--- BEGIN MATERIAL TO PROCESS ---
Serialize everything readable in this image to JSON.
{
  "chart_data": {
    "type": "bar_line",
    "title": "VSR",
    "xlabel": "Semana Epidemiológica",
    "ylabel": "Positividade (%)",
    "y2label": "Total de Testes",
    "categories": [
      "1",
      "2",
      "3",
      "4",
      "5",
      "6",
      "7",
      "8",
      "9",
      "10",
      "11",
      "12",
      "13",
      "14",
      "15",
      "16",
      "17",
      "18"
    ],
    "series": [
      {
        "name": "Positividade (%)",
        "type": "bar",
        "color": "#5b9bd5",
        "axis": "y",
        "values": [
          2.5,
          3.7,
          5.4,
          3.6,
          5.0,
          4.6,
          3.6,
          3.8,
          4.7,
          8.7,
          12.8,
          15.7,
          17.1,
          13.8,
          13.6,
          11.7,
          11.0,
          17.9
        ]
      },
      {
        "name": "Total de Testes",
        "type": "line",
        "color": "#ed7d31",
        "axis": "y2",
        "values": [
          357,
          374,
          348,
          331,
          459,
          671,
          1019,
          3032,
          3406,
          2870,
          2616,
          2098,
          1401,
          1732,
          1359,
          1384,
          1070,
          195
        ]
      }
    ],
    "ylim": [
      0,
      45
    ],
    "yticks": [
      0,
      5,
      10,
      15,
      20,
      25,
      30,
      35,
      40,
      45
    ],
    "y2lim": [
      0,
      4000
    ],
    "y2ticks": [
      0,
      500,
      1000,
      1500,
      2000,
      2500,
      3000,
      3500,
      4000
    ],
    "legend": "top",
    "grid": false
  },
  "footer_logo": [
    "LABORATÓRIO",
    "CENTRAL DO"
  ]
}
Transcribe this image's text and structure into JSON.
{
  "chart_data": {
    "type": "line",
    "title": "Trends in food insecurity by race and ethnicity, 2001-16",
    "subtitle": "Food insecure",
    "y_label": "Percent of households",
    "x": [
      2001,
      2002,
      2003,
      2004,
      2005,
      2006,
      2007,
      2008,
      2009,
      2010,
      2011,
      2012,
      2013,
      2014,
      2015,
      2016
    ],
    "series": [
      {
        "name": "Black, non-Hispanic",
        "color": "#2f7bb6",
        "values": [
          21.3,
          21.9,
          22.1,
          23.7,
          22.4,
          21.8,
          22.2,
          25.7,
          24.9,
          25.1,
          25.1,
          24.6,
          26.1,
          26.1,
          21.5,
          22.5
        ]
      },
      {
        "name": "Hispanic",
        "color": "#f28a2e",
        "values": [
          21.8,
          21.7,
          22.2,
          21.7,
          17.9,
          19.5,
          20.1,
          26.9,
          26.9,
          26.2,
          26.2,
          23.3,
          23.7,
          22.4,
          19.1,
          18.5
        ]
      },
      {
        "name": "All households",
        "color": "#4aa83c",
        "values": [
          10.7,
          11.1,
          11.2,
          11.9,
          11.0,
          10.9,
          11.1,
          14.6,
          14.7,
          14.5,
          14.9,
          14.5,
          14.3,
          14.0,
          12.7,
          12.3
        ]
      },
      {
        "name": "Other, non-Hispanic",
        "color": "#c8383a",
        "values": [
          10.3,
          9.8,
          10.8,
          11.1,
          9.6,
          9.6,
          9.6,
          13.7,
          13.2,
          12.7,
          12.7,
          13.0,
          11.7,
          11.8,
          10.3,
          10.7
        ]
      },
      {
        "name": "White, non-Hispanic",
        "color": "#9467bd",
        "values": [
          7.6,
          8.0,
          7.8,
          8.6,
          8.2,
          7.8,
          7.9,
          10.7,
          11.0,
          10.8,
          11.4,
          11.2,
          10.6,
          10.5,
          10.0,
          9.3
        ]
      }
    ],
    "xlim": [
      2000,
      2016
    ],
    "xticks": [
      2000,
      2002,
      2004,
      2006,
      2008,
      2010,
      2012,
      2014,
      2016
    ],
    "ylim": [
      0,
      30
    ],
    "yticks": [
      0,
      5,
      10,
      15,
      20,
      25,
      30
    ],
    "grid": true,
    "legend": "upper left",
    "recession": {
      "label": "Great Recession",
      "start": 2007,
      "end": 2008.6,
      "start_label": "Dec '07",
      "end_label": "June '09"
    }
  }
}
--- END MATERIAL TO PROCESS ---
• **TO DO**:
Could you reproduce every record above exactly as it appears?

• **EXPECTED OUTPUT**:
Serialize everything readable in this image to JSON.
{
  "chart_data": {
    "type": "bar_line",
    "title": "VSR",
    "xlabel": "Semana Epidemiológica",
    "ylabel": "Positividade (%)",
    "y2label": "Total de Testes",
    "categories": [
      "1",
      "2",
      "3",
      "4",
      "5",
      "6",
      "7",
      "8",
      "9",
      "10",
      "11",
      "12",
      "13",
      "14",
      "15",
      "16",
      "17",
      "18"
    ],
    "series": [
      {
        "name": "Positividade (%)",
        "type": "bar",
        "color": "#5b9bd5",
        "axis": "y",
        "values": [
          2.5,
          3.7,
          5.4,
          3.6,
          5.0,
          4.6,
          3.6,
          3.8,
          4.7,
          8.7,
          12.8,
          15.7,
          17.1,
          13.8,
          13.6,
          11.7,
          11.0,
          17.9
        ]
      },
      {
        "name": "Total de Testes",
        "type": "line",
        "color": "#ed7d31",
        "axis": "y2",
        "values": [
          357,
          374,
          348,
          331,
          459,
          671,
          1019,
          3032,
          3406,
          2870,
          2616,
          2098,
          1401,
          1732,
          1359,
          1384,
          1070,
          195
        ]
      }
    ],
    "ylim": [
      0,
      45
    ],
    "yticks": [
      0,
      5,
      10,
      15,
      20,
      25,
      30,
      35,
      40,
      45
    ],
    "y2lim": [
      0,
      4000
    ],
    "y2ticks": [
      0,
      500,
      1000,
      1500,
      2000,
      2500,
      3000,
      3500,
      4000
    ],
    "legend": "top",
    "grid": false
  },
  "footer_logo": [
    "LABORATÓRIO",
    "CENTRAL DO"
  ]
}
Transcribe this image's text and structure into JSON.
{
  "chart_data": {
    "type": "line",
    "title": "Trends in food insecurity by race and ethnicity, 2001-16",
    "subtitle": "Food insecure",
    "y_label": "Percent of households",
    "x": [
      2001,
      2002,
      2003,
      2004,
      2005,
      2006,
      2007,
      2008,
      2009,
      2010,
      2011,
      2012,
      2013,
      2014,
      2015,
      2016
    ],
    "series": [
      {
        "name": "Black, non-Hispanic",
        "color": "#2f7bb6",
        "values": [
          21.3,
          21.9,
          22.1,
          23.7,
          22.4,
          21.8,
          22.2,
          25.7,
          24.9,
          25.1,
          25.1,
          24.6,
          26.1,
          26.1,
          21.5,
          22.5
        ]
      },
      {
        "name": "Hispanic",
        "color": "#f28a2e",
        "values": [
          21.8,
          21.7,
          22.2,
          21.7,
          17.9,
          19.5,
          20.1,
          26.9,
          26.9,
          26.2,
          26.2,
          23.3,
          23.7,
          22.4,
          19.1,
          18.5
        ]
      },
      {
        "name": "All households",
        "color": "#4aa83c",
        "values": [
          10.7,
          11.1,
          11.2,
          11.9,
          11.0,
          10.9,
          11.1,
          14.6,
          14.7,
          14.5,
          14.9,
          14.5,
          14.3,
          14.0,
          12.7,
          12.3
        ]
      },
      {
        "name": "Other, non-Hispanic",
        "color": "#c8383a",
        "values": [
          10.3,
          9.8,
          10.8,
          11.1,
          9.6,
          9.6,
          9.6,
          13.7,
          13.2,
          12.7,
          12.7,
          13.0,
          11.7,
          11.8,
          10.3,
          10.7
        ]
      },
      {
        "name": "White, non-Hispanic",
        "color": "#9467bd",
        "values": [
          7.6,
          8.0,
          7.8,
          8.6,
          8.2,
          7.8,
          7.9,
          10.7,
          11.0,
          10.8,
          11.4,
          11.2,
          10.6,
          10.5,
          10.0,
          9.3
        ]
      }
    ],
    "xlim": [
      2000,
      2016
    ],
    "xticks": [
      2000,
      2002,
      2004,
      2006,
      2008,
      2010,
      2012,
      2014,
      2016
    ],
    "ylim": [
      0,
      30
    ],
    "yticks": [
      0,
      5,
      10,
      15,
      20,
      25,
      30
    ],
    "grid": true,
    "legend": "upper left",
    "recession": {
      "label": "Great Recession",
      "start": 2007,
      "end": 2008.6,
      "start_label": "Dec '07",
      "end_label": "June '09"
    }
  }
}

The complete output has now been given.